Aim of the exercise:
State how many lines in the records hold the word "held", giving the number and no other text.

Items:
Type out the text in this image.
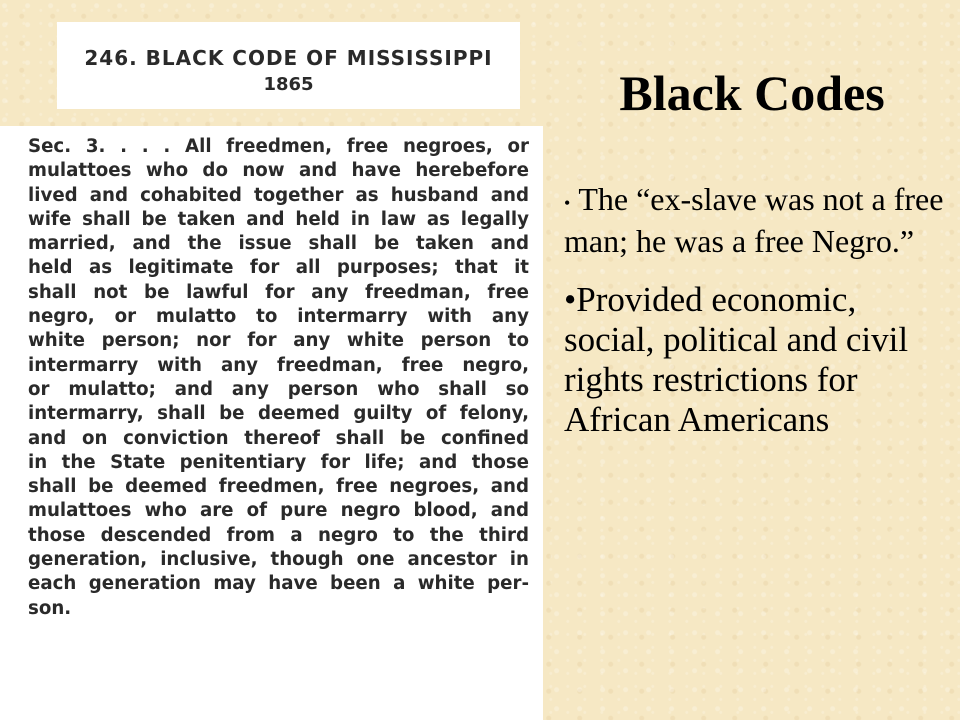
246. BLACK CODE OF MISSISSIPPI
1865
Sec. 3. . . . All freedmen, free negroes, or
mulattoes who do now and have herebefore
lived and cohabited together as husband and
wife shall be taken and held in law as legally
married, and the issue shall be taken and
held as legitimate for all purposes; that it
shall not be lawful for any freedman, free
negro, or mulatto to intermarry with any
white person; nor for any white person to
intermarry with any freedman, free negro,
or mulatto; and any person who shall so
intermarry, shall be deemed guilty of felony,
and on conviction thereof shall be confined
in the State penitentiary for life; and those
shall be deemed freedmen, free negroes, and
mulattoes who are of pure negro blood, and
those descended from a negro to the third
generation, inclusive, though one ancestor in
each generation may have been a white per-
son.
Black Codes
• The “ex-slave was not a free man; he was a free Negro.”
•Provided economic, social, political and civil rights restrictions for African Americans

Problem solution:
2